* begin Given data *

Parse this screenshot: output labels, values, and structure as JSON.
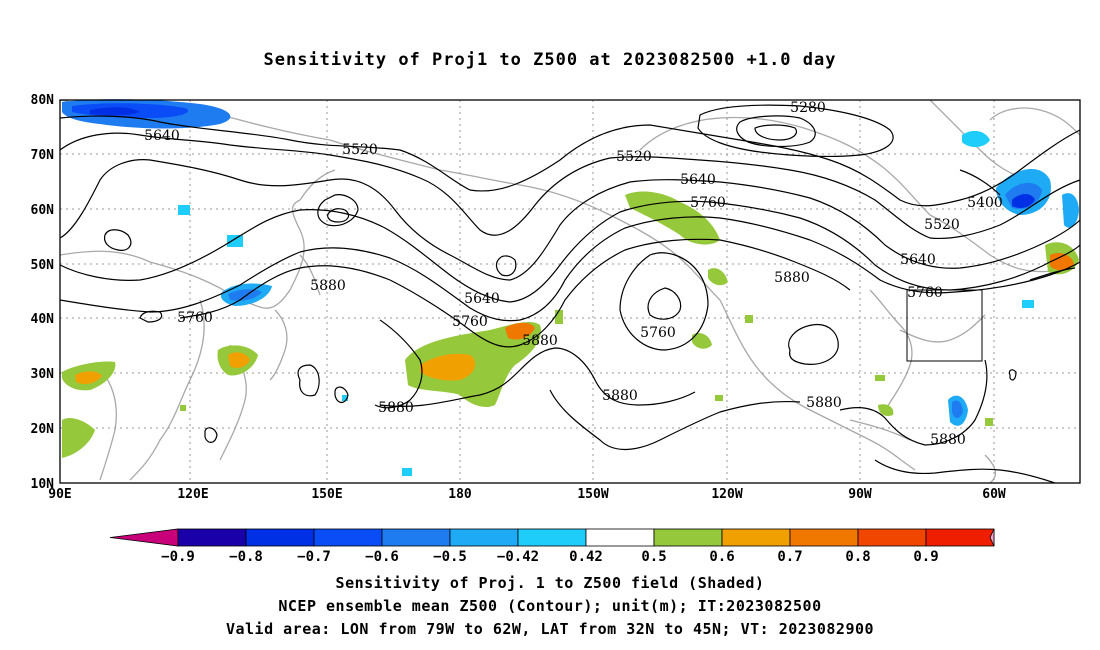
{
  "title": "Sensitivity of Proj1 to Z500 at 2023082500 +1.0 day",
  "map": {
    "lat_labels": [
      "80N",
      "70N",
      "60N",
      "50N",
      "40N",
      "30N",
      "20N",
      "10N"
    ],
    "lon_labels": [
      "90E",
      "120E",
      "150E",
      "180",
      "150W",
      "120W",
      "90W",
      "60W"
    ],
    "contour_labels": [
      {
        "text": "5280"
      },
      {
        "text": "5520"
      },
      {
        "text": "5520"
      },
      {
        "text": "5640"
      },
      {
        "text": "5640"
      },
      {
        "text": "5760"
      },
      {
        "text": "5400"
      },
      {
        "text": "5520"
      },
      {
        "text": "5640"
      },
      {
        "text": "5760"
      },
      {
        "text": "5880"
      },
      {
        "text": "5880"
      },
      {
        "text": "5640"
      },
      {
        "text": "5760"
      },
      {
        "text": "5880"
      },
      {
        "text": "5760"
      },
      {
        "text": "5880"
      },
      {
        "text": "5880"
      },
      {
        "text": "5880"
      },
      {
        "text": "5880"
      }
    ],
    "valid_area": {
      "lon_from": "79W",
      "lon_to": "62W",
      "lat_from": "32N",
      "lat_to": "45N"
    }
  },
  "colorbar": {
    "labels": [
      "-0.9",
      "-0.8",
      "-0.7",
      "-0.6",
      "-0.5",
      "-0.42",
      "0.42",
      "0.5",
      "0.6",
      "0.7",
      "0.8",
      "0.9"
    ],
    "colors": [
      "#c8007a",
      "#1a00a8",
      "#0030e6",
      "#0a4cf5",
      "#1e7cf0",
      "#1eaaf5",
      "#1ecdfa",
      "#ffffff",
      "#96c83c",
      "#f0a000",
      "#f07800",
      "#f04600",
      "#f01e00",
      "#f0a0c8"
    ]
  },
  "captions": [
    "Sensitivity of Proj. 1 to Z500 field (Shaded)",
    "NCEP ensemble mean Z500 (Contour); unit(m); IT:2023082500",
    "Valid area: LON from 79W to 62W, LAT from 32N to 45N; VT: 2023082900"
  ]
}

* end Given data *

• Written problem
From the listing above, print every entry precisely and drop the pictures.

• Exercise response
Parse this screenshot: output labels, values, and structure as JSON.
{
  "title": "Sensitivity of Proj1 to Z500 at 2023082500 +1.0 day",
  "map": {
    "lat_labels": [
      "80N",
      "70N",
      "60N",
      "50N",
      "40N",
      "30N",
      "20N",
      "10N"
    ],
    "lon_labels": [
      "90E",
      "120E",
      "150E",
      "180",
      "150W",
      "120W",
      "90W",
      "60W"
    ],
    "contour_labels": [
      {
        "text": "5280"
      },
      {
        "text": "5520"
      },
      {
        "text": "5520"
      },
      {
        "text": "5640"
      },
      {
        "text": "5640"
      },
      {
        "text": "5760"
      },
      {
        "text": "5400"
      },
      {
        "text": "5520"
      },
      {
        "text": "5640"
      },
      {
        "text": "5760"
      },
      {
        "text": "5880"
      },
      {
        "text": "5880"
      },
      {
        "text": "5640"
      },
      {
        "text": "5760"
      },
      {
        "text": "5880"
      },
      {
        "text": "5760"
      },
      {
        "text": "5880"
      },
      {
        "text": "5880"
      },
      {
        "text": "5880"
      },
      {
        "text": "5880"
      }
    ],
    "valid_area": {
      "lon_from": "79W",
      "lon_to": "62W",
      "lat_from": "32N",
      "lat_to": "45N"
    }
  },
  "colorbar": {
    "labels": [
      "-0.9",
      "-0.8",
      "-0.7",
      "-0.6",
      "-0.5",
      "-0.42",
      "0.42",
      "0.5",
      "0.6",
      "0.7",
      "0.8",
      "0.9"
    ],
    "colors": [
      "#c8007a",
      "#1a00a8",
      "#0030e6",
      "#0a4cf5",
      "#1e7cf0",
      "#1eaaf5",
      "#1ecdfa",
      "#ffffff",
      "#96c83c",
      "#f0a000",
      "#f07800",
      "#f04600",
      "#f01e00",
      "#f0a0c8"
    ]
  },
  "captions": [
    "Sensitivity of Proj. 1 to Z500 field (Shaded)",
    "NCEP ensemble mean Z500 (Contour); unit(m); IT:2023082500",
    "Valid area: LON from 79W to 62W, LAT from 32N to 45N; VT: 2023082900"
  ]
}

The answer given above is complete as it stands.